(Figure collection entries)
+++

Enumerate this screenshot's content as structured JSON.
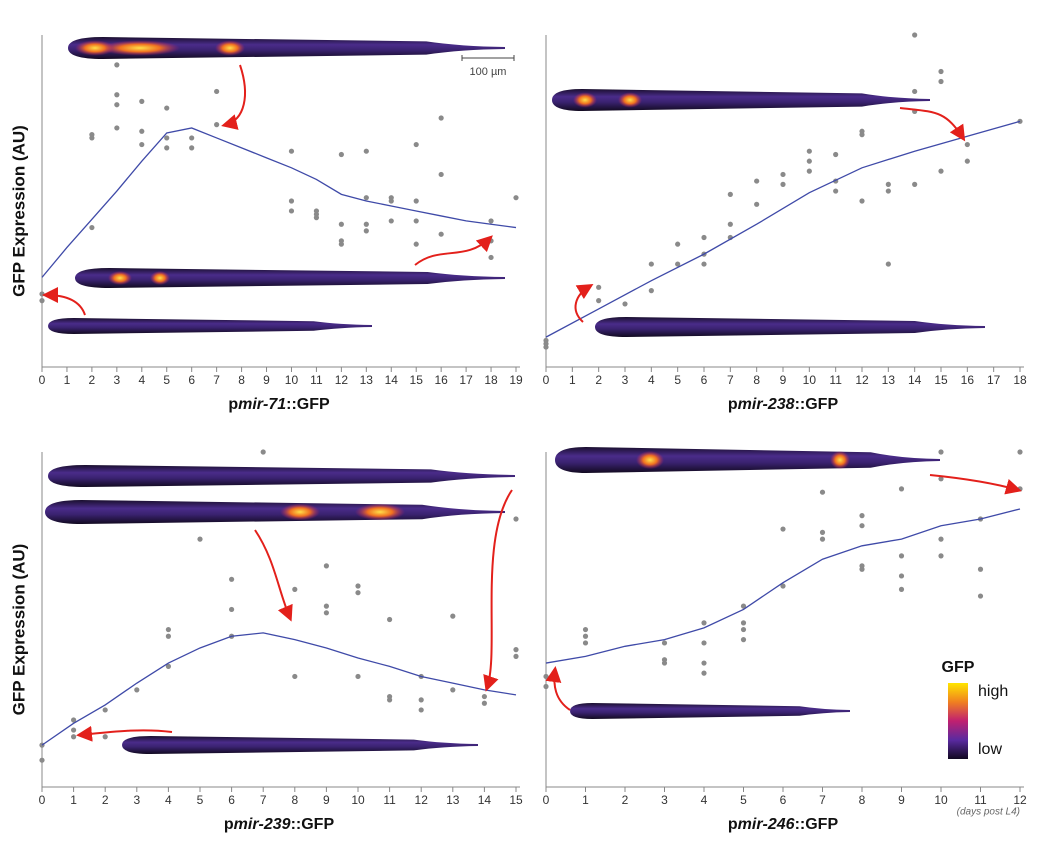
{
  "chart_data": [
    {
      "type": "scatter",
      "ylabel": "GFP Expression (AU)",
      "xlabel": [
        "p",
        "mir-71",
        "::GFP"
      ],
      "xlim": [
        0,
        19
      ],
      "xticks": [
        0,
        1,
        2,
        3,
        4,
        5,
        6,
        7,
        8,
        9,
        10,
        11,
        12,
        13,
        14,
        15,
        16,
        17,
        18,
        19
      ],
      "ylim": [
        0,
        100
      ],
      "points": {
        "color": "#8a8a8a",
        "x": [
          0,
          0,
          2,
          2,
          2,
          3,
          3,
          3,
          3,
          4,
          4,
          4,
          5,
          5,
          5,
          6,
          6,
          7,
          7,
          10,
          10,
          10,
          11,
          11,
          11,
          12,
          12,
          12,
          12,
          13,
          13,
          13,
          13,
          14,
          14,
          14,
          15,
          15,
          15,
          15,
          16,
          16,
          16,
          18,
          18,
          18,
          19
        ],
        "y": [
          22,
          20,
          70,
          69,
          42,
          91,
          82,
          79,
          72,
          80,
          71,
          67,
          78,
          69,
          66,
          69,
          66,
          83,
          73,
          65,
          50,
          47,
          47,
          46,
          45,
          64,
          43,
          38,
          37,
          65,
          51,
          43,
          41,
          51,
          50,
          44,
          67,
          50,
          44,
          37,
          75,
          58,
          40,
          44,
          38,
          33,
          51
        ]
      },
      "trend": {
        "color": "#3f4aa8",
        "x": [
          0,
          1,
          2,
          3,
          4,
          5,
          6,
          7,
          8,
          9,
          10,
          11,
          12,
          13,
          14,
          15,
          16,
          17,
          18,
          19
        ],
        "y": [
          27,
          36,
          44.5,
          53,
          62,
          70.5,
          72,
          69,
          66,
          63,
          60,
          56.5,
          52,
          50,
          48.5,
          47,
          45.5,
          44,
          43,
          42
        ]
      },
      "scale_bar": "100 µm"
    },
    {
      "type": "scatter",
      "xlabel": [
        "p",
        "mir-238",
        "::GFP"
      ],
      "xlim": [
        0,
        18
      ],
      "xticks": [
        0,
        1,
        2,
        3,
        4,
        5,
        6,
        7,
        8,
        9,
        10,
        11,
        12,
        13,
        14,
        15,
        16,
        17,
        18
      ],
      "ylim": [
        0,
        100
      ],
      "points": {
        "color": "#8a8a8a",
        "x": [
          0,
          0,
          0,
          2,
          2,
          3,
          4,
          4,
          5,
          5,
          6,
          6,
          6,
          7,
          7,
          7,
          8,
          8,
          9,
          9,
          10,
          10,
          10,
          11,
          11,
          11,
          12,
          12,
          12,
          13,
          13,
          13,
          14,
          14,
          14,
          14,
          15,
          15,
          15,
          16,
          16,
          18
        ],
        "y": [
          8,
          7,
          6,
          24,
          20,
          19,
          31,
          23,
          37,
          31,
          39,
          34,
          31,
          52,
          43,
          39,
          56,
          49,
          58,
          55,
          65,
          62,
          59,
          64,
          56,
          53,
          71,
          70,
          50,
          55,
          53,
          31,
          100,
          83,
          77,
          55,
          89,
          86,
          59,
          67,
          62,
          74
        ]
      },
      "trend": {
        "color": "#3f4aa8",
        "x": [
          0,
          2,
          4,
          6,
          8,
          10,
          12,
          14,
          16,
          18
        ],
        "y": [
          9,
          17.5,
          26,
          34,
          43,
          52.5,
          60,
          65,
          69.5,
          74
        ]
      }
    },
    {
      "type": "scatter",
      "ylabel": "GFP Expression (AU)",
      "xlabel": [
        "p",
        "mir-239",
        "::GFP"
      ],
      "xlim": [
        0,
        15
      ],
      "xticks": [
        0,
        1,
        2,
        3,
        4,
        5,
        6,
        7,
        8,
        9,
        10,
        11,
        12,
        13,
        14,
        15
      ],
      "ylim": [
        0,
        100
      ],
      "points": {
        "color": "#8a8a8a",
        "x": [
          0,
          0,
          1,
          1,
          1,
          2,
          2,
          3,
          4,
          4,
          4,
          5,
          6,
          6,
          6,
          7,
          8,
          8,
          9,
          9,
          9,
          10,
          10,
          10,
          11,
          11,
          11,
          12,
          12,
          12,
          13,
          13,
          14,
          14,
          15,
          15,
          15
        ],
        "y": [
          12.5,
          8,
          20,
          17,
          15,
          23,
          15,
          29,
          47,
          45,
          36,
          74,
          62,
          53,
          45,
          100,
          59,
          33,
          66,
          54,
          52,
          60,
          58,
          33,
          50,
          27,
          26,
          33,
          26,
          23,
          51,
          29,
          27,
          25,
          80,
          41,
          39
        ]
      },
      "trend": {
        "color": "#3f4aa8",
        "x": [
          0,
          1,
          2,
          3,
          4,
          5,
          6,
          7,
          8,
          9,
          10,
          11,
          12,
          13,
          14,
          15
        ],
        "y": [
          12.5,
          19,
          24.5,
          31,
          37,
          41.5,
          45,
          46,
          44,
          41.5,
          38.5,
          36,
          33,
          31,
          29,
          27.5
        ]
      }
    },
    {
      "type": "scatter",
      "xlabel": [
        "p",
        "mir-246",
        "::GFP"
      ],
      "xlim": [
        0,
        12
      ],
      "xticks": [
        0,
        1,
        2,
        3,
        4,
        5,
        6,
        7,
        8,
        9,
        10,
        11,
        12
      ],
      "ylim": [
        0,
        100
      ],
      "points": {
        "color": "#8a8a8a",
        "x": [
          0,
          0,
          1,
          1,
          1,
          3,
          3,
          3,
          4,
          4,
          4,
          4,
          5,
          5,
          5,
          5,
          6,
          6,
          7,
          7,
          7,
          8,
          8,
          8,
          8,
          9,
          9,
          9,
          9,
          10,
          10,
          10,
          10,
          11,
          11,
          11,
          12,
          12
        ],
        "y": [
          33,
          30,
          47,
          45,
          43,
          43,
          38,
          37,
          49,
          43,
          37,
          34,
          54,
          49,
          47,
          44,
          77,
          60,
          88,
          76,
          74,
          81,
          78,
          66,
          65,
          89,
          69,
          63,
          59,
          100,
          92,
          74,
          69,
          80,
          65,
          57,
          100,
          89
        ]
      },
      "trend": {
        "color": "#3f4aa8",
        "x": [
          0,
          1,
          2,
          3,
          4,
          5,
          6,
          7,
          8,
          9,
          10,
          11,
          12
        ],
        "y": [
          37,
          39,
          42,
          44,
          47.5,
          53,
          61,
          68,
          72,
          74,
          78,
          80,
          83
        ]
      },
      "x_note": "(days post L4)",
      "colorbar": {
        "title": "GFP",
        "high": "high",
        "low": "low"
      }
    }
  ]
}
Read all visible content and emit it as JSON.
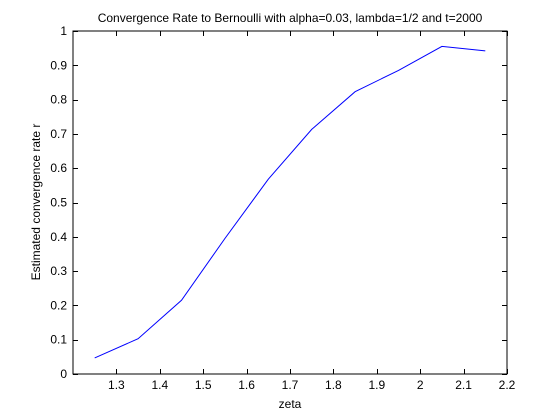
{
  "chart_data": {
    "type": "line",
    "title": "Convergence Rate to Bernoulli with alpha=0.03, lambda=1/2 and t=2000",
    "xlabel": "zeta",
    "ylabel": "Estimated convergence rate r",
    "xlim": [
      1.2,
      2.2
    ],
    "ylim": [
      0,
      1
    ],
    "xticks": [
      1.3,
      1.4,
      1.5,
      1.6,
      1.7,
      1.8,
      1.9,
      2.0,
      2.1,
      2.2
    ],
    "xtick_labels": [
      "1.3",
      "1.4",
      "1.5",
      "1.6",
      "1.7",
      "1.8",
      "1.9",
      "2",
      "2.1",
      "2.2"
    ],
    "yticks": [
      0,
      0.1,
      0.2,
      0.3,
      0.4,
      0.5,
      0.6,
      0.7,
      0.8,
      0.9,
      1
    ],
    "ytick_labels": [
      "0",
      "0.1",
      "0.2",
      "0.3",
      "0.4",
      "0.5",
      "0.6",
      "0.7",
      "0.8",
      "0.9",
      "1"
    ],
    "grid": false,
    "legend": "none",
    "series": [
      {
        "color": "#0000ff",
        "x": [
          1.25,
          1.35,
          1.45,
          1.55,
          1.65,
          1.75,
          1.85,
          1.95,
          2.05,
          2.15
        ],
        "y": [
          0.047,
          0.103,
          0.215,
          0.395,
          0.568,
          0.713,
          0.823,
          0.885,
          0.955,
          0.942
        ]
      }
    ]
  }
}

+++

● TO DO: Report each line in the preceding entries that holds the string "title".

● TASK RESULT:
        "title": "GFP",
    "title": "Convergence Rate to Bernoulli with alpha=0.03, lambda=1/2 and t=2000",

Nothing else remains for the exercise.